Tally the lines below that contain "创作配置". The number is the whole answer.

* Start RECORDS FOR THIS EXERCISE *

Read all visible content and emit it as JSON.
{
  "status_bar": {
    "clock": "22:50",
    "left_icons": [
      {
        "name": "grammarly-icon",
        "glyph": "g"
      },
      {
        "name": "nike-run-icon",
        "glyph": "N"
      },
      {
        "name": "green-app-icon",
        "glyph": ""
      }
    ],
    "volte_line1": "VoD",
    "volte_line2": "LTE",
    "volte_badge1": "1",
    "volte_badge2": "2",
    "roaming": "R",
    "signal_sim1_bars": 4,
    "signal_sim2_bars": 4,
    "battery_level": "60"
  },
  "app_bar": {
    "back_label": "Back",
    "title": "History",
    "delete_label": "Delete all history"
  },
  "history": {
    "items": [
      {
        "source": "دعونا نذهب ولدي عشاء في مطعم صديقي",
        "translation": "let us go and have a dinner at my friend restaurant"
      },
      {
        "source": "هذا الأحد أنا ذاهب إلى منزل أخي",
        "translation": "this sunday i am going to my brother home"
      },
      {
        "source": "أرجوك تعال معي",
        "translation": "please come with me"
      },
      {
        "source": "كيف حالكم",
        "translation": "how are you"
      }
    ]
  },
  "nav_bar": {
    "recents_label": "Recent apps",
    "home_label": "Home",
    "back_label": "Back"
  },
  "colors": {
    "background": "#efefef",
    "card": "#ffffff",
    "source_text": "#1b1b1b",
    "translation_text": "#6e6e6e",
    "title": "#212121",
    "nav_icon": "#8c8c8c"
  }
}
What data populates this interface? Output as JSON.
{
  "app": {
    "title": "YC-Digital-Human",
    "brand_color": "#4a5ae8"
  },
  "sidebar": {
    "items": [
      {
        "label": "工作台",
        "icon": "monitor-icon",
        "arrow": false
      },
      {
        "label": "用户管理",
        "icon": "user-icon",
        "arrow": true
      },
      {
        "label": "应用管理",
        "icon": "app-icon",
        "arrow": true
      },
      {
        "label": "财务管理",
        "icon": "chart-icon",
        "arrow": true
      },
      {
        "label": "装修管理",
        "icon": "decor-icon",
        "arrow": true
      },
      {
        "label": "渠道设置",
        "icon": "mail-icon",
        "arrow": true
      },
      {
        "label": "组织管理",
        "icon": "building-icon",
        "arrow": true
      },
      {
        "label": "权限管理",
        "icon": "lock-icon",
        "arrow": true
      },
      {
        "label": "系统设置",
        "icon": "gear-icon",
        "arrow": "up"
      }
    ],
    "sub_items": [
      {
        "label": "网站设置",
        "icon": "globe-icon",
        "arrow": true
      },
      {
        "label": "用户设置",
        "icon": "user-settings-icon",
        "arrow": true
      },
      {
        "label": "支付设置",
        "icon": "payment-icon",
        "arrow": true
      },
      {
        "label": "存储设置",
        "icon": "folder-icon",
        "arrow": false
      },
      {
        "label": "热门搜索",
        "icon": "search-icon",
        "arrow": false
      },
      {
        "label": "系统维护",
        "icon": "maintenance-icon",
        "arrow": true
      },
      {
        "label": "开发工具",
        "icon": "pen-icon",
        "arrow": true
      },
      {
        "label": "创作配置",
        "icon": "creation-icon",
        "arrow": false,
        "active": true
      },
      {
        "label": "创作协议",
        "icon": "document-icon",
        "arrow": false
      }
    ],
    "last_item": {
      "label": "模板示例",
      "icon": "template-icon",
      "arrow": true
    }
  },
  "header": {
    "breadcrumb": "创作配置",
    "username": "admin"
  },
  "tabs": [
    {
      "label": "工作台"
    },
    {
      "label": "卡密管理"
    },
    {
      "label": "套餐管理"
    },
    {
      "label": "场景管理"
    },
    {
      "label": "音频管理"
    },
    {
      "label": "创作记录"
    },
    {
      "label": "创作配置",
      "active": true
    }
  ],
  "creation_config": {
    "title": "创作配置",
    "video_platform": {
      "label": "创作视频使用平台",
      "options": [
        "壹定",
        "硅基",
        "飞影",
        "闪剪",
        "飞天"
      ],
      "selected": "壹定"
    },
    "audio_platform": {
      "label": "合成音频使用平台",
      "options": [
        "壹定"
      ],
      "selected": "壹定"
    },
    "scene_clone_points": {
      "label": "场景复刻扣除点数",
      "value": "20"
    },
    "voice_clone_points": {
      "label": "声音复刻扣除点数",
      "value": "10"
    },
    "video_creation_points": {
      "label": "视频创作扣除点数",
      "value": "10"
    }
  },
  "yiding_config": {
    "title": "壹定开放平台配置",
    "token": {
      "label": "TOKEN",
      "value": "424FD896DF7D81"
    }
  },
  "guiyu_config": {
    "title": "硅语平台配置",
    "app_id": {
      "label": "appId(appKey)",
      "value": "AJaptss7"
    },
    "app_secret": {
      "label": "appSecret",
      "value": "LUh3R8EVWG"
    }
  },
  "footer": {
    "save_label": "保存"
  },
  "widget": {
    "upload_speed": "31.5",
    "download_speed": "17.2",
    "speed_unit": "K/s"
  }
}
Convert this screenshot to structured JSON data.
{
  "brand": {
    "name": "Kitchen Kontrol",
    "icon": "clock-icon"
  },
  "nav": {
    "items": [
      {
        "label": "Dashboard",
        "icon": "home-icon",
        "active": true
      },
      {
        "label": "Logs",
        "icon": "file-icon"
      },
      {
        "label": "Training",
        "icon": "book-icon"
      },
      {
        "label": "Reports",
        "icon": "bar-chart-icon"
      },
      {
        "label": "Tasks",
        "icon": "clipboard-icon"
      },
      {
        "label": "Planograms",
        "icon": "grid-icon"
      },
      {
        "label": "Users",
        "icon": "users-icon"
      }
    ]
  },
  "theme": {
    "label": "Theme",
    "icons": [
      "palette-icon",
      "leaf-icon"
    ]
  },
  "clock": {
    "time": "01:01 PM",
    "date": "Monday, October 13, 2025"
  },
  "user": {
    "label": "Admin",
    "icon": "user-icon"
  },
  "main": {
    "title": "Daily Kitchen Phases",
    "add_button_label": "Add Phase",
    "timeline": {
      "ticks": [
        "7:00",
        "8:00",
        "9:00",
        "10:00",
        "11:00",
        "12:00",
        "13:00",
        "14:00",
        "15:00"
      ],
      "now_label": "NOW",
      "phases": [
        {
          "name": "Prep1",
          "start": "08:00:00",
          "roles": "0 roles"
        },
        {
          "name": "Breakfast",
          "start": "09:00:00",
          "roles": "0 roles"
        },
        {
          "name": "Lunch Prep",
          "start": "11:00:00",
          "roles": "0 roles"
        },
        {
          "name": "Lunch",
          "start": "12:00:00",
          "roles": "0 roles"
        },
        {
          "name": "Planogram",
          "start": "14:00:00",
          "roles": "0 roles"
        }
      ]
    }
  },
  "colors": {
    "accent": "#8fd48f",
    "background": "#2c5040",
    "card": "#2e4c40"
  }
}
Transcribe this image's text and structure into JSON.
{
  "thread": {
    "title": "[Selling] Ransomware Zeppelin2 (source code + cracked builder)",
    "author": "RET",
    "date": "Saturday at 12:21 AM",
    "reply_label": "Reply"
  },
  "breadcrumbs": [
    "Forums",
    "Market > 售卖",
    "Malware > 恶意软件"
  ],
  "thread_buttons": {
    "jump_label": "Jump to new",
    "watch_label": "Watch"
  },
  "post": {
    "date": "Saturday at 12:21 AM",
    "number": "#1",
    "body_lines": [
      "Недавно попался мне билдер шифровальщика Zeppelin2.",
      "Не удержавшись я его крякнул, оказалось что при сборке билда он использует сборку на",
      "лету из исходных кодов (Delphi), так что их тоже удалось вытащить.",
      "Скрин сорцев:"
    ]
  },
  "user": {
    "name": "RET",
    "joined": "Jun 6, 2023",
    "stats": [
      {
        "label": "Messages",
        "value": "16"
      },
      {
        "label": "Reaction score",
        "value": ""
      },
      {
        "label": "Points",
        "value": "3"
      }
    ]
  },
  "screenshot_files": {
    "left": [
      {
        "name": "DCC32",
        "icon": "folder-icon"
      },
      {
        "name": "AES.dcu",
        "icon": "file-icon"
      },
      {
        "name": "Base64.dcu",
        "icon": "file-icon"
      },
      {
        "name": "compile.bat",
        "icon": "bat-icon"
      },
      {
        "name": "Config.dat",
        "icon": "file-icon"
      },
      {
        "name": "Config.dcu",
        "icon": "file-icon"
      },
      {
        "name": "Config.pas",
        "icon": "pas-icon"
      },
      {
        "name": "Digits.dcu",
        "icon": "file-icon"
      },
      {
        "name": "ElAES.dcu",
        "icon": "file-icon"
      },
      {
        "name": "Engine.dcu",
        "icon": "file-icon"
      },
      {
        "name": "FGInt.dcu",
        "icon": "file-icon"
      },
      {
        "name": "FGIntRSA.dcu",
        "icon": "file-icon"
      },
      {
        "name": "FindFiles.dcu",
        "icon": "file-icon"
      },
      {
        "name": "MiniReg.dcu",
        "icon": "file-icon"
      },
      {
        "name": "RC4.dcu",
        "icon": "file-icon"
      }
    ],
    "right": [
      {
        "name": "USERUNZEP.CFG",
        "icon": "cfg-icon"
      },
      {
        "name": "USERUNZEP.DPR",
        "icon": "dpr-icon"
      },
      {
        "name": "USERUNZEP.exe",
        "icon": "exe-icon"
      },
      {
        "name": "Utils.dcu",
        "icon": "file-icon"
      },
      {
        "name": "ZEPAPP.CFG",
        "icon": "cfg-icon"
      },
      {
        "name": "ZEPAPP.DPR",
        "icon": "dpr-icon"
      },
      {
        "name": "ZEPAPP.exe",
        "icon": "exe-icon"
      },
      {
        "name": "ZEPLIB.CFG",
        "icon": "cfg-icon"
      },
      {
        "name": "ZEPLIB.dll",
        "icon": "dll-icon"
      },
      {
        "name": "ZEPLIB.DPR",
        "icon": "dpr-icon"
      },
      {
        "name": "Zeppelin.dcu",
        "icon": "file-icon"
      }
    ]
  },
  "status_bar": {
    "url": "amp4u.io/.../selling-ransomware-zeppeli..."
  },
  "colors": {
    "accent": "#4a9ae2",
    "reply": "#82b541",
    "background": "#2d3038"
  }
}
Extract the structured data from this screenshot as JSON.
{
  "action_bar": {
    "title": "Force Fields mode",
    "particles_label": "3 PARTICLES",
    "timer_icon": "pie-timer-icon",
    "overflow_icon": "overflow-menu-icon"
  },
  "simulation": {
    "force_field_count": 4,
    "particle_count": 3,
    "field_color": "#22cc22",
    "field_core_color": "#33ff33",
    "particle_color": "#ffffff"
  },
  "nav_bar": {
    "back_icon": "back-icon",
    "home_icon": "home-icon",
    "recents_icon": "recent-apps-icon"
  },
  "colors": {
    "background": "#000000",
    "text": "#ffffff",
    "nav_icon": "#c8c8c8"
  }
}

* End RECORDS FOR THIS EXERCISE *

§ **RESPONSE TO THE TASK**
4